=== Objective ===
Can you write out all of the material below, word for word?

Data excerpts

──────────────────────────────

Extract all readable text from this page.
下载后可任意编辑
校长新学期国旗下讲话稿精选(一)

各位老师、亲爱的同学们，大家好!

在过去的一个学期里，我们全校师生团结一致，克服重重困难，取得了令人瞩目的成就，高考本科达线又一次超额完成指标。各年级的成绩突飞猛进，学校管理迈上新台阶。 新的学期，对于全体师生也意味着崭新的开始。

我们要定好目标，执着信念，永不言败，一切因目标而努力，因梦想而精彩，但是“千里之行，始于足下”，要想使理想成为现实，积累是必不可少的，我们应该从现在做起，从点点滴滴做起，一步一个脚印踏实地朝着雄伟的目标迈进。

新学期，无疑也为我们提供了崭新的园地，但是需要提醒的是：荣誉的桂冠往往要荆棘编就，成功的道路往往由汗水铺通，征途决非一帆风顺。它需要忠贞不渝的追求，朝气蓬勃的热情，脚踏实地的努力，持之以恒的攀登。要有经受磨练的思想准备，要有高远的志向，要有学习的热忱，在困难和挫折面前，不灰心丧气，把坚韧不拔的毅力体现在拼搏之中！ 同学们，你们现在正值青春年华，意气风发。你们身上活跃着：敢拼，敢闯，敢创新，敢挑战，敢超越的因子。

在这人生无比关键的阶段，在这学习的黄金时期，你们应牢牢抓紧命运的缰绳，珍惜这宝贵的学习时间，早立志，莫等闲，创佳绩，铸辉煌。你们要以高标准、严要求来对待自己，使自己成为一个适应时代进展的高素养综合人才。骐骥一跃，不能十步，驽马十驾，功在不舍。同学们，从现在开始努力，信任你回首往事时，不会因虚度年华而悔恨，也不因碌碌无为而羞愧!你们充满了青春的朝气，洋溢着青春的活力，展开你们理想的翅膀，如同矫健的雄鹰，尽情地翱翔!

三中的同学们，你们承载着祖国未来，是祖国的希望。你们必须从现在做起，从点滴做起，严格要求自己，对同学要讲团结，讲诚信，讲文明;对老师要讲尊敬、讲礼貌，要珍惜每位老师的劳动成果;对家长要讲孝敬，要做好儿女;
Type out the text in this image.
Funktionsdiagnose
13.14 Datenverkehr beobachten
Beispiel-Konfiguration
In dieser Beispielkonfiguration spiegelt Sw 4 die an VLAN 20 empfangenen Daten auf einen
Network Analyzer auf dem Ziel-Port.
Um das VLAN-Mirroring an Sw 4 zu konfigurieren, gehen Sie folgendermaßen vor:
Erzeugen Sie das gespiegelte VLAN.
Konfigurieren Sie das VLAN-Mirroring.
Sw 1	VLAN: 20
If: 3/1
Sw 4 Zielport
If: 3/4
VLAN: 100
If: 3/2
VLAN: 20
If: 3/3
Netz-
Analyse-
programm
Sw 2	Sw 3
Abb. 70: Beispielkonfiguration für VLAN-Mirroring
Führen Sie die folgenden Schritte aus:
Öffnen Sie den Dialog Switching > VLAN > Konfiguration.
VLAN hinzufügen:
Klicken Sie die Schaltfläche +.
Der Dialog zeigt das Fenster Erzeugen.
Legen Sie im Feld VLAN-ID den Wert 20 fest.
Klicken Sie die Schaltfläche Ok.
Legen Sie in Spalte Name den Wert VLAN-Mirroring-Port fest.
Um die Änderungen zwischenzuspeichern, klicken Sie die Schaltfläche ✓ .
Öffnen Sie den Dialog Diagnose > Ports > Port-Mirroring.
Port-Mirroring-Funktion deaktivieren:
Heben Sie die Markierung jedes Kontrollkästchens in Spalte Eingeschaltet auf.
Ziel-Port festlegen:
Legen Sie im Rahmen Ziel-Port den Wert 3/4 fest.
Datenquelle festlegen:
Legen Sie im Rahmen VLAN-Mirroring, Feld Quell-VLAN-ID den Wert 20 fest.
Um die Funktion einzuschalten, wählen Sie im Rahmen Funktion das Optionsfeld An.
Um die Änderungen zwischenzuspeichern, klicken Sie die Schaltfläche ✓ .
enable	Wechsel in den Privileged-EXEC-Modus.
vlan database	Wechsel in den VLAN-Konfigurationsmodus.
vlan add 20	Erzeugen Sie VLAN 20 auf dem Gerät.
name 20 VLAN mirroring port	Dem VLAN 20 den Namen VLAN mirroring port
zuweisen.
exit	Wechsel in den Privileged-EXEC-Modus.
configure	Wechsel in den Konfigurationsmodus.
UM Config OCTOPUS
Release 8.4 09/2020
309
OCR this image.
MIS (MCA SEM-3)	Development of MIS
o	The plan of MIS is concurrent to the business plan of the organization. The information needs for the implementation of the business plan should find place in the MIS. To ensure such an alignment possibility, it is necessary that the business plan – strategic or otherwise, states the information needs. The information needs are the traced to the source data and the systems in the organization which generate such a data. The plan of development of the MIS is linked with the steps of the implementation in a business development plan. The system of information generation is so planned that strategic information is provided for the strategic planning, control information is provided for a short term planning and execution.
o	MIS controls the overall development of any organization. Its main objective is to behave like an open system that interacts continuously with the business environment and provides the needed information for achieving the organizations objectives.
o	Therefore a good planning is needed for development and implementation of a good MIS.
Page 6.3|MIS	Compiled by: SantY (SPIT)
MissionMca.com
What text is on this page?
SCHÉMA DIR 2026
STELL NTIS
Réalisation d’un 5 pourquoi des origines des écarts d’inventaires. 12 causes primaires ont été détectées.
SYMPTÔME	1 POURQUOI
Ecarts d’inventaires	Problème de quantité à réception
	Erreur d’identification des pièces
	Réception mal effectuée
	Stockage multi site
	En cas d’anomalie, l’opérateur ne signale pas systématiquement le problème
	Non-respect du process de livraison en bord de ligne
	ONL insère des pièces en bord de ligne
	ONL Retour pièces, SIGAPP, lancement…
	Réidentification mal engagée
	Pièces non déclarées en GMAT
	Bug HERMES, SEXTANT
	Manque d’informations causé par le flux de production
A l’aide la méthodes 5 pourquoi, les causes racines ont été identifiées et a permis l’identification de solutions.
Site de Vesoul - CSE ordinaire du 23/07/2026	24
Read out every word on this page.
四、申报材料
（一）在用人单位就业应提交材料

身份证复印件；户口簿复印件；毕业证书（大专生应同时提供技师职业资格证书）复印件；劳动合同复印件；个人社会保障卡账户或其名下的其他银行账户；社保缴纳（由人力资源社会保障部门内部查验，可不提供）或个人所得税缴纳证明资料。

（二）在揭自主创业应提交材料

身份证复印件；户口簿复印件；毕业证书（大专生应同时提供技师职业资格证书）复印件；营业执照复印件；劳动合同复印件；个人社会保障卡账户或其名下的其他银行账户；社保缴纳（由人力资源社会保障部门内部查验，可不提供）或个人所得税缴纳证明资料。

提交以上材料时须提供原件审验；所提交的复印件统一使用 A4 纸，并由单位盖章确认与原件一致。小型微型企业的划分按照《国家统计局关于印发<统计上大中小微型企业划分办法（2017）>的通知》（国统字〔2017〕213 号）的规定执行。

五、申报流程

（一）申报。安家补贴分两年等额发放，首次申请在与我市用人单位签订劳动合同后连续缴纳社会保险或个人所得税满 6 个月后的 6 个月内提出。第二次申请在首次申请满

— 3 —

──────────────────────────────

=== Answer to the problem ===
Extract all readable text from this page.
下载后可任意编辑
校长新学期国旗下讲话稿精选(一)

各位老师、亲爱的同学们，大家好!

在过去的一个学期里，我们全校师生团结一致，克服重重困难，取得了令人瞩目的成就，高考本科达线又一次超额完成指标。各年级的成绩突飞猛进，学校管理迈上新台阶。 新的学期，对于全体师生也意味着崭新的开始。

我们要定好目标，执着信念，永不言败，一切因目标而努力，因梦想而精彩，但是“千里之行，始于足下”，要想使理想成为现实，积累是必不可少的，我们应该从现在做起，从点点滴滴做起，一步一个脚印踏实地朝着雄伟的目标迈进。

新学期，无疑也为我们提供了崭新的园地，但是需要提醒的是：荣誉的桂冠往往要荆棘编就，成功的道路往往由汗水铺通，征途决非一帆风顺。它需要忠贞不渝的追求，朝气蓬勃的热情，脚踏实地的努力，持之以恒的攀登。要有经受磨练的思想准备，要有高远的志向，要有学习的热忱，在困难和挫折面前，不灰心丧气，把坚韧不拔的毅力体现在拼搏之中！ 同学们，你们现在正值青春年华，意气风发。你们身上活跃着：敢拼，敢闯，敢创新，敢挑战，敢超越的因子。

在这人生无比关键的阶段，在这学习的黄金时期，你们应牢牢抓紧命运的缰绳，珍惜这宝贵的学习时间，早立志，莫等闲，创佳绩，铸辉煌。你们要以高标准、严要求来对待自己，使自己成为一个适应时代进展的高素养综合人才。骐骥一跃，不能十步，驽马十驾，功在不舍。同学们，从现在开始努力，信任你回首往事时，不会因虚度年华而悔恨，也不因碌碌无为而羞愧!你们充满了青春的朝气，洋溢着青春的活力，展开你们理想的翅膀，如同矫健的雄鹰，尽情地翱翔!

三中的同学们，你们承载着祖国未来，是祖国的希望。你们必须从现在做起，从点滴做起，严格要求自己，对同学要讲团结，讲诚信，讲文明;对老师要讲尊敬、讲礼貌，要珍惜每位老师的劳动成果;对家长要讲孝敬，要做好儿女;
Type out the text in this image.
Funktionsdiagnose
13.14 Datenverkehr beobachten
Beispiel-Konfiguration
In dieser Beispielkonfiguration spiegelt Sw 4 die an VLAN 20 empfangenen Daten auf einen
Network Analyzer auf dem Ziel-Port.
Um das VLAN-Mirroring an Sw 4 zu konfigurieren, gehen Sie folgendermaßen vor:
Erzeugen Sie das gespiegelte VLAN.
Konfigurieren Sie das VLAN-Mirroring.
Sw 1	VLAN: 20
If: 3/1
Sw 4 Zielport
If: 3/4
VLAN: 100
If: 3/2
VLAN: 20
If: 3/3
Netz-
Analyse-
programm
Sw 2	Sw 3
Abb. 70: Beispielkonfiguration für VLAN-Mirroring
Führen Sie die folgenden Schritte aus:
Öffnen Sie den Dialog Switching > VLAN > Konfiguration.
VLAN hinzufügen:
Klicken Sie die Schaltfläche +.
Der Dialog zeigt das Fenster Erzeugen.
Legen Sie im Feld VLAN-ID den Wert 20 fest.
Klicken Sie die Schaltfläche Ok.
Legen Sie in Spalte Name den Wert VLAN-Mirroring-Port fest.
Um die Änderungen zwischenzuspeichern, klicken Sie die Schaltfläche ✓ .
Öffnen Sie den Dialog Diagnose > Ports > Port-Mirroring.
Port-Mirroring-Funktion deaktivieren:
Heben Sie die Markierung jedes Kontrollkästchens in Spalte Eingeschaltet auf.
Ziel-Port festlegen:
Legen Sie im Rahmen Ziel-Port den Wert 3/4 fest.
Datenquelle festlegen:
Legen Sie im Rahmen VLAN-Mirroring, Feld Quell-VLAN-ID den Wert 20 fest.
Um die Funktion einzuschalten, wählen Sie im Rahmen Funktion das Optionsfeld An.
Um die Änderungen zwischenzuspeichern, klicken Sie die Schaltfläche ✓ .
enable	Wechsel in den Privileged-EXEC-Modus.
vlan database	Wechsel in den VLAN-Konfigurationsmodus.
vlan add 20	Erzeugen Sie VLAN 20 auf dem Gerät.
name 20 VLAN mirroring port	Dem VLAN 20 den Namen VLAN mirroring port
zuweisen.
exit	Wechsel in den Privileged-EXEC-Modus.
configure	Wechsel in den Konfigurationsmodus.
UM Config OCTOPUS
Release 8.4 09/2020
309
OCR this image.
MIS (MCA SEM-3)	Development of MIS
o	The plan of MIS is concurrent to the business plan of the organization. The information needs for the implementation of the business plan should find place in the MIS. To ensure such an alignment possibility, it is necessary that the business plan – strategic or otherwise, states the information needs. The information needs are the traced to the source data and the systems in the organization which generate such a data. The plan of development of the MIS is linked with the steps of the implementation in a business development plan. The system of information generation is so planned that strategic information is provided for the strategic planning, control information is provided for a short term planning and execution.
o	MIS controls the overall development of any organization. Its main objective is to behave like an open system that interacts continuously with the business environment and provides the needed information for achieving the organizations objectives.
o	Therefore a good planning is needed for development and implementation of a good MIS.
Page 6.3|MIS	Compiled by: SantY (SPIT)
MissionMca.com
What text is on this page?
SCHÉMA DIR 2026
STELL NTIS
Réalisation d’un 5 pourquoi des origines des écarts d’inventaires. 12 causes primaires ont été détectées.
SYMPTÔME	1 POURQUOI
Ecarts d’inventaires	Problème de quantité à réception
	Erreur d’identification des pièces
	Réception mal effectuée
	Stockage multi site
	En cas d’anomalie, l’opérateur ne signale pas systématiquement le problème
	Non-respect du process de livraison en bord de ligne
	ONL insère des pièces en bord de ligne
	ONL Retour pièces, SIGAPP, lancement…
	Réidentification mal engagée
	Pièces non déclarées en GMAT
	Bug HERMES, SEXTANT
	Manque d’informations causé par le flux de production
A l’aide la méthodes 5 pourquoi, les causes racines ont été identifiées et a permis l’identification de solutions.
Site de Vesoul - CSE ordinaire du 23/07/2026	24
Read out every word on this page.
四、申报材料
（一）在用人单位就业应提交材料

身份证复印件；户口簿复印件；毕业证书（大专生应同时提供技师职业资格证书）复印件；劳动合同复印件；个人社会保障卡账户或其名下的其他银行账户；社保缴纳（由人力资源社会保障部门内部查验，可不提供）或个人所得税缴纳证明资料。

（二）在揭自主创业应提交材料

身份证复印件；户口簿复印件；毕业证书（大专生应同时提供技师职业资格证书）复印件；营业执照复印件；劳动合同复印件；个人社会保障卡账户或其名下的其他银行账户；社保缴纳（由人力资源社会保障部门内部查验，可不提供）或个人所得税缴纳证明资料。

提交以上材料时须提供原件审验；所提交的复印件统一使用 A4 纸，并由单位盖章确认与原件一致。小型微型企业的划分按照《国家统计局关于印发<统计上大中小微型企业划分办法（2017）>的通知》（国统字〔2017〕213 号）的规定执行。

五、申报流程

（一）申报。安家补贴分两年等额发放，首次申请在与我市用人单位签订劳动合同后连续缴纳社会保险或个人所得税满 6 个月后的 6 个月内提出。第二次申请在首次申请满

— 3 —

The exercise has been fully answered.